* REQUEST
Reproduce every record below exactly as it appears.

* STORED ROWS
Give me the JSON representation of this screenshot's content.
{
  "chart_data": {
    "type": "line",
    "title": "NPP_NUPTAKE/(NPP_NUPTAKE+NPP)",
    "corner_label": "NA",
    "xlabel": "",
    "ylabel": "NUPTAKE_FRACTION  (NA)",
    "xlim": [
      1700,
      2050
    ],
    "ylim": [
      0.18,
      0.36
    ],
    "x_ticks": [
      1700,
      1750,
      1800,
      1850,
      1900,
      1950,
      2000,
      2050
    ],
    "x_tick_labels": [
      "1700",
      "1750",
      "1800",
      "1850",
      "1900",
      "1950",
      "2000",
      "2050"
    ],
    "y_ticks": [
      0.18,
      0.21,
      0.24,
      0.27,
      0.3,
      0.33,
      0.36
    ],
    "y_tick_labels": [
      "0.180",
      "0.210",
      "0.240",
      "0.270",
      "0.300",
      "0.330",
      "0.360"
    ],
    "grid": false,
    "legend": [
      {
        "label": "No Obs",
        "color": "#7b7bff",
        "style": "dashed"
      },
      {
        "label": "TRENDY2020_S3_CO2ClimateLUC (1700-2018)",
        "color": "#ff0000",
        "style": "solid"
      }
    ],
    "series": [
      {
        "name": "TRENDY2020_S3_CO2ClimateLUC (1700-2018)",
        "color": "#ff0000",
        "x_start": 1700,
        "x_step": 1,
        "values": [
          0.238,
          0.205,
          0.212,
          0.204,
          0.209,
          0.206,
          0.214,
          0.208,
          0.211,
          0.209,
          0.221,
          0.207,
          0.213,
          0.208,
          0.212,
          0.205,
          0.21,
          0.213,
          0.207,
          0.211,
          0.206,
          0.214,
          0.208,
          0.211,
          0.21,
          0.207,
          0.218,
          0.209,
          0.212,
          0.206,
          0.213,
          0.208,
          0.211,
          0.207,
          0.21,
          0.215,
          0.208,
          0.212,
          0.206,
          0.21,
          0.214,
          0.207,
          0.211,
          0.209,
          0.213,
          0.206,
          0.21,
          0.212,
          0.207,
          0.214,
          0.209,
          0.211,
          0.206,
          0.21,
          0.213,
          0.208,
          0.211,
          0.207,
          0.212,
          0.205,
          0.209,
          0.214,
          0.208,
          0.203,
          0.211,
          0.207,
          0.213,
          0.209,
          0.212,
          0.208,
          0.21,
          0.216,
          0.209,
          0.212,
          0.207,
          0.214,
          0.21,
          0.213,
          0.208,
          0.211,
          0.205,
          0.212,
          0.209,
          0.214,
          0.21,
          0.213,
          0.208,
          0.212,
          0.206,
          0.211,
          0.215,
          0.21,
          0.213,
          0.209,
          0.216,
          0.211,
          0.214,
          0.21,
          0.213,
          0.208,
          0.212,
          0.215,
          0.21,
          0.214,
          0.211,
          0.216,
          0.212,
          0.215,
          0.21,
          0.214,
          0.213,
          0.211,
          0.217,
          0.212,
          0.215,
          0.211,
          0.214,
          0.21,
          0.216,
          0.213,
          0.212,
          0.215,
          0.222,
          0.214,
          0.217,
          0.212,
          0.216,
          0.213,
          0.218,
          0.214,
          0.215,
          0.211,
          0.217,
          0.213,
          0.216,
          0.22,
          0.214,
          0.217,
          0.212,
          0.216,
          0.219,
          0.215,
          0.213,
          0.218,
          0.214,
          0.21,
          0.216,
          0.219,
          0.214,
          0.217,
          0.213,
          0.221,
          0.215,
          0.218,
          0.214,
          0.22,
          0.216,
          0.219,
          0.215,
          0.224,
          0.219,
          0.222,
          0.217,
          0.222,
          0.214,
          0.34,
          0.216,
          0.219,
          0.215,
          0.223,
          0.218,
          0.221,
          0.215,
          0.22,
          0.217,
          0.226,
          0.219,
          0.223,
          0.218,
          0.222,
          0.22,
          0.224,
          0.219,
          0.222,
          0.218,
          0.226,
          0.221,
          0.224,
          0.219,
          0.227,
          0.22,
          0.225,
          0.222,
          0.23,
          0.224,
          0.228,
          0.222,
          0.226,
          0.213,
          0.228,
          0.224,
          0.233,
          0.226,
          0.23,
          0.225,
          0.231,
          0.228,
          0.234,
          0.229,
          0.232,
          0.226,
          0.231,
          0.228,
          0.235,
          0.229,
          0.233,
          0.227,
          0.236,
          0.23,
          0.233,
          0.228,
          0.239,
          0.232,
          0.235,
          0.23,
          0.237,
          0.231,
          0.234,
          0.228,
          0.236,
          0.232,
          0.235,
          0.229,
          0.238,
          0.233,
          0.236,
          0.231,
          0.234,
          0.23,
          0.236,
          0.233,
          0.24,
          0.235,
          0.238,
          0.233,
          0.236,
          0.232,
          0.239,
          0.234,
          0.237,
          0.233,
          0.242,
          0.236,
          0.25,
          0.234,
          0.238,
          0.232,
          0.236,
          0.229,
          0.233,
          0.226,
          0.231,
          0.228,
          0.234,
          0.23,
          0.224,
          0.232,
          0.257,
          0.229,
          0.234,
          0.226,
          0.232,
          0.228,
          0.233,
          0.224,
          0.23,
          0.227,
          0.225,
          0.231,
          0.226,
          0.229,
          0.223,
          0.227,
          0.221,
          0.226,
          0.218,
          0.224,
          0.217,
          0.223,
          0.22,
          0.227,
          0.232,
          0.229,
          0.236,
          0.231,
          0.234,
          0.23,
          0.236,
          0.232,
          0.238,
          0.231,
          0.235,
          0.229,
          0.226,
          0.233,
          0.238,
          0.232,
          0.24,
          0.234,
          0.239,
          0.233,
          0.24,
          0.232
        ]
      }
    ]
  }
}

* COMPLETED EXERCISE
Give me the JSON representation of this screenshot's content.
{
  "chart_data": {
    "type": "line",
    "title": "NPP_NUPTAKE/(NPP_NUPTAKE+NPP)",
    "corner_label": "NA",
    "xlabel": "",
    "ylabel": "NUPTAKE_FRACTION  (NA)",
    "xlim": [
      1700,
      2050
    ],
    "ylim": [
      0.18,
      0.36
    ],
    "x_ticks": [
      1700,
      1750,
      1800,
      1850,
      1900,
      1950,
      2000,
      2050
    ],
    "x_tick_labels": [
      "1700",
      "1750",
      "1800",
      "1850",
      "1900",
      "1950",
      "2000",
      "2050"
    ],
    "y_ticks": [
      0.18,
      0.21,
      0.24,
      0.27,
      0.3,
      0.33,
      0.36
    ],
    "y_tick_labels": [
      "0.180",
      "0.210",
      "0.240",
      "0.270",
      "0.300",
      "0.330",
      "0.360"
    ],
    "grid": false,
    "legend": [
      {
        "label": "No Obs",
        "color": "#7b7bff",
        "style": "dashed"
      },
      {
        "label": "TRENDY2020_S3_CO2ClimateLUC (1700-2018)",
        "color": "#ff0000",
        "style": "solid"
      }
    ],
    "series": [
      {
        "name": "TRENDY2020_S3_CO2ClimateLUC (1700-2018)",
        "color": "#ff0000",
        "x_start": 1700,
        "x_step": 1,
        "values": [
          0.238,
          0.205,
          0.212,
          0.204,
          0.209,
          0.206,
          0.214,
          0.208,
          0.211,
          0.209,
          0.221,
          0.207,
          0.213,
          0.208,
          0.212,
          0.205,
          0.21,
          0.213,
          0.207,
          0.211,
          0.206,
          0.214,
          0.208,
          0.211,
          0.21,
          0.207,
          0.218,
          0.209,
          0.212,
          0.206,
          0.213,
          0.208,
          0.211,
          0.207,
          0.21,
          0.215,
          0.208,
          0.212,
          0.206,
          0.21,
          0.214,
          0.207,
          0.211,
          0.209,
          0.213,
          0.206,
          0.21,
          0.212,
          0.207,
          0.214,
          0.209,
          0.211,
          0.206,
          0.21,
          0.213,
          0.208,
          0.211,
          0.207,
          0.212,
          0.205,
          0.209,
          0.214,
          0.208,
          0.203,
          0.211,
          0.207,
          0.213,
          0.209,
          0.212,
          0.208,
          0.21,
          0.216,
          0.209,
          0.212,
          0.207,
          0.214,
          0.21,
          0.213,
          0.208,
          0.211,
          0.205,
          0.212,
          0.209,
          0.214,
          0.21,
          0.213,
          0.208,
          0.212,
          0.206,
          0.211,
          0.215,
          0.21,
          0.213,
          0.209,
          0.216,
          0.211,
          0.214,
          0.21,
          0.213,
          0.208,
          0.212,
          0.215,
          0.21,
          0.214,
          0.211,
          0.216,
          0.212,
          0.215,
          0.21,
          0.214,
          0.213,
          0.211,
          0.217,
          0.212,
          0.215,
          0.211,
          0.214,
          0.21,
          0.216,
          0.213,
          0.212,
          0.215,
          0.222,
          0.214,
          0.217,
          0.212,
          0.216,
          0.213,
          0.218,
          0.214,
          0.215,
          0.211,
          0.217,
          0.213,
          0.216,
          0.22,
          0.214,
          0.217,
          0.212,
          0.216,
          0.219,
          0.215,
          0.213,
          0.218,
          0.214,
          0.21,
          0.216,
          0.219,
          0.214,
          0.217,
          0.213,
          0.221,
          0.215,
          0.218,
          0.214,
          0.22,
          0.216,
          0.219,
          0.215,
          0.224,
          0.219,
          0.222,
          0.217,
          0.222,
          0.214,
          0.34,
          0.216,
          0.219,
          0.215,
          0.223,
          0.218,
          0.221,
          0.215,
          0.22,
          0.217,
          0.226,
          0.219,
          0.223,
          0.218,
          0.222,
          0.22,
          0.224,
          0.219,
          0.222,
          0.218,
          0.226,
          0.221,
          0.224,
          0.219,
          0.227,
          0.22,
          0.225,
          0.222,
          0.23,
          0.224,
          0.228,
          0.222,
          0.226,
          0.213,
          0.228,
          0.224,
          0.233,
          0.226,
          0.23,
          0.225,
          0.231,
          0.228,
          0.234,
          0.229,
          0.232,
          0.226,
          0.231,
          0.228,
          0.235,
          0.229,
          0.233,
          0.227,
          0.236,
          0.23,
          0.233,
          0.228,
          0.239,
          0.232,
          0.235,
          0.23,
          0.237,
          0.231,
          0.234,
          0.228,
          0.236,
          0.232,
          0.235,
          0.229,
          0.238,
          0.233,
          0.236,
          0.231,
          0.234,
          0.23,
          0.236,
          0.233,
          0.24,
          0.235,
          0.238,
          0.233,
          0.236,
          0.232,
          0.239,
          0.234,
          0.237,
          0.233,
          0.242,
          0.236,
          0.25,
          0.234,
          0.238,
          0.232,
          0.236,
          0.229,
          0.233,
          0.226,
          0.231,
          0.228,
          0.234,
          0.23,
          0.224,
          0.232,
          0.257,
          0.229,
          0.234,
          0.226,
          0.232,
          0.228,
          0.233,
          0.224,
          0.23,
          0.227,
          0.225,
          0.231,
          0.226,
          0.229,
          0.223,
          0.227,
          0.221,
          0.226,
          0.218,
          0.224,
          0.217,
          0.223,
          0.22,
          0.227,
          0.232,
          0.229,
          0.236,
          0.231,
          0.234,
          0.23,
          0.236,
          0.232,
          0.238,
          0.231,
          0.235,
          0.229,
          0.226,
          0.233,
          0.238,
          0.232,
          0.24,
          0.234,
          0.239,
          0.233,
          0.24,
          0.232
        ]
      }
    ]
  }
}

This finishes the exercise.